--- Begin STORED RECORDS ---

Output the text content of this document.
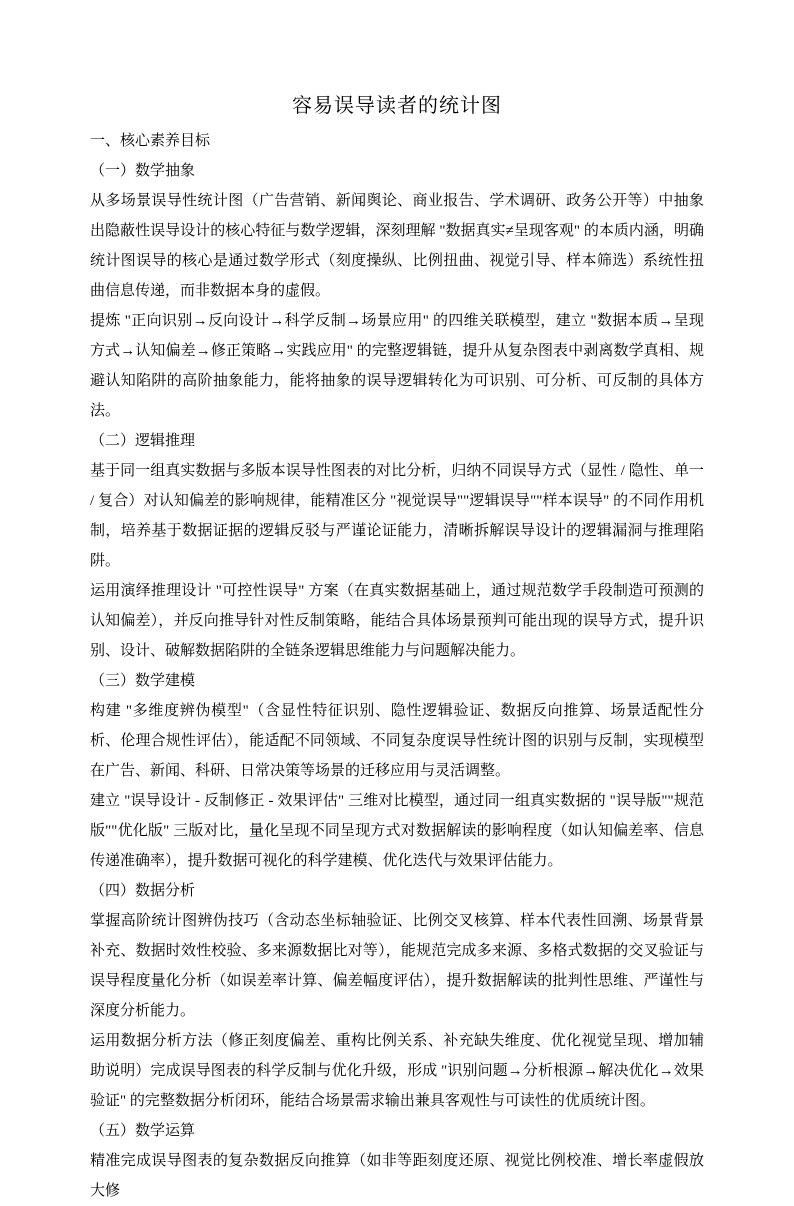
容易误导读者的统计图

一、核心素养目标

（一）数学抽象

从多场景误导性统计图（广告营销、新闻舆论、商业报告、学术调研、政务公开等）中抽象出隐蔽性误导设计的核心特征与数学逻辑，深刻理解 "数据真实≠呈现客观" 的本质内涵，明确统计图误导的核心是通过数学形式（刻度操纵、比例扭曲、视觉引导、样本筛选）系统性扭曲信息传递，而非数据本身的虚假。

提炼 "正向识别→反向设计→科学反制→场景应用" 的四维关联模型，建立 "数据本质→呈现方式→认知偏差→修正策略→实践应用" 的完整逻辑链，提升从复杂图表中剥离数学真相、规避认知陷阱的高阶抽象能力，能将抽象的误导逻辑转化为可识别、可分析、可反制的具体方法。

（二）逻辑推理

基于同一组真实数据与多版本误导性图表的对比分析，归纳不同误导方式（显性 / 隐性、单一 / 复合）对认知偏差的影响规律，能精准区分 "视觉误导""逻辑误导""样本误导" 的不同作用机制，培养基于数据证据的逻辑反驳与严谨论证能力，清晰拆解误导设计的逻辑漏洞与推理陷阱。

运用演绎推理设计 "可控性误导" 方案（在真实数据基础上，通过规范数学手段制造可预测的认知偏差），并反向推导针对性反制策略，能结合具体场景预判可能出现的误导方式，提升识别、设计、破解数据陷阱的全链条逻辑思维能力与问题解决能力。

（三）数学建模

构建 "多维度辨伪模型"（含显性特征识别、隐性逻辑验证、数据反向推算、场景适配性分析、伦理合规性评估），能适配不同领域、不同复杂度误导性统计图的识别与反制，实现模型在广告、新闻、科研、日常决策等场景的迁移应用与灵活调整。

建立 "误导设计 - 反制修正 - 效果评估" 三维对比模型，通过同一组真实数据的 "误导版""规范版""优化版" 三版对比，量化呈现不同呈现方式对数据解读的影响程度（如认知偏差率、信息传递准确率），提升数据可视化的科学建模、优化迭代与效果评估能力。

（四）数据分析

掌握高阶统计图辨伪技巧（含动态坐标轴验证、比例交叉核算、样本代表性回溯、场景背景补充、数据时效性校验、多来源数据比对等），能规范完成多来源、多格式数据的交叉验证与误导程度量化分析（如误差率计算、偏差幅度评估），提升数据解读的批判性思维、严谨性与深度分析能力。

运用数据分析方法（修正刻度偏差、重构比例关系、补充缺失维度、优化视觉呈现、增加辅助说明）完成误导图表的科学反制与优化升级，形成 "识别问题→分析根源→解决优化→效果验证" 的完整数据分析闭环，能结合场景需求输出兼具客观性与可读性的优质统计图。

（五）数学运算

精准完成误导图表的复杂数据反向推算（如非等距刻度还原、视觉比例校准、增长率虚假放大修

--- End STORED RECORDS ---

§ **REQUIRED WORK**: Write every entry out again exactly, dropping the pictures.

§ **SOLUTION TO THIS TASK**:
Output the text content of this document.
容易误导读者的统计图

一、核心素养目标

（一）数学抽象

从多场景误导性统计图（广告营销、新闻舆论、商业报告、学术调研、政务公开等）中抽象出隐蔽性误导设计的核心特征与数学逻辑，深刻理解 "数据真实≠呈现客观" 的本质内涵，明确统计图误导的核心是通过数学形式（刻度操纵、比例扭曲、视觉引导、样本筛选）系统性扭曲信息传递，而非数据本身的虚假。

提炼 "正向识别→反向设计→科学反制→场景应用" 的四维关联模型，建立 "数据本质→呈现方式→认知偏差→修正策略→实践应用" 的完整逻辑链，提升从复杂图表中剥离数学真相、规避认知陷阱的高阶抽象能力，能将抽象的误导逻辑转化为可识别、可分析、可反制的具体方法。

（二）逻辑推理

基于同一组真实数据与多版本误导性图表的对比分析，归纳不同误导方式（显性 / 隐性、单一 / 复合）对认知偏差的影响规律，能精准区分 "视觉误导""逻辑误导""样本误导" 的不同作用机制，培养基于数据证据的逻辑反驳与严谨论证能力，清晰拆解误导设计的逻辑漏洞与推理陷阱。

运用演绎推理设计 "可控性误导" 方案（在真实数据基础上，通过规范数学手段制造可预测的认知偏差），并反向推导针对性反制策略，能结合具体场景预判可能出现的误导方式，提升识别、设计、破解数据陷阱的全链条逻辑思维能力与问题解决能力。

（三）数学建模

构建 "多维度辨伪模型"（含显性特征识别、隐性逻辑验证、数据反向推算、场景适配性分析、伦理合规性评估），能适配不同领域、不同复杂度误导性统计图的识别与反制，实现模型在广告、新闻、科研、日常决策等场景的迁移应用与灵活调整。

建立 "误导设计 - 反制修正 - 效果评估" 三维对比模型，通过同一组真实数据的 "误导版""规范版""优化版" 三版对比，量化呈现不同呈现方式对数据解读的影响程度（如认知偏差率、信息传递准确率），提升数据可视化的科学建模、优化迭代与效果评估能力。

（四）数据分析

掌握高阶统计图辨伪技巧（含动态坐标轴验证、比例交叉核算、样本代表性回溯、场景背景补充、数据时效性校验、多来源数据比对等），能规范完成多来源、多格式数据的交叉验证与误导程度量化分析（如误差率计算、偏差幅度评估），提升数据解读的批判性思维、严谨性与深度分析能力。

运用数据分析方法（修正刻度偏差、重构比例关系、补充缺失维度、优化视觉呈现、增加辅助说明）完成误导图表的科学反制与优化升级，形成 "识别问题→分析根源→解决优化→效果验证" 的完整数据分析闭环，能结合场景需求输出兼具客观性与可读性的优质统计图。

（五）数学运算

精准完成误导图表的复杂数据反向推算（如非等距刻度还原、视觉比例校准、增长率虚假放大修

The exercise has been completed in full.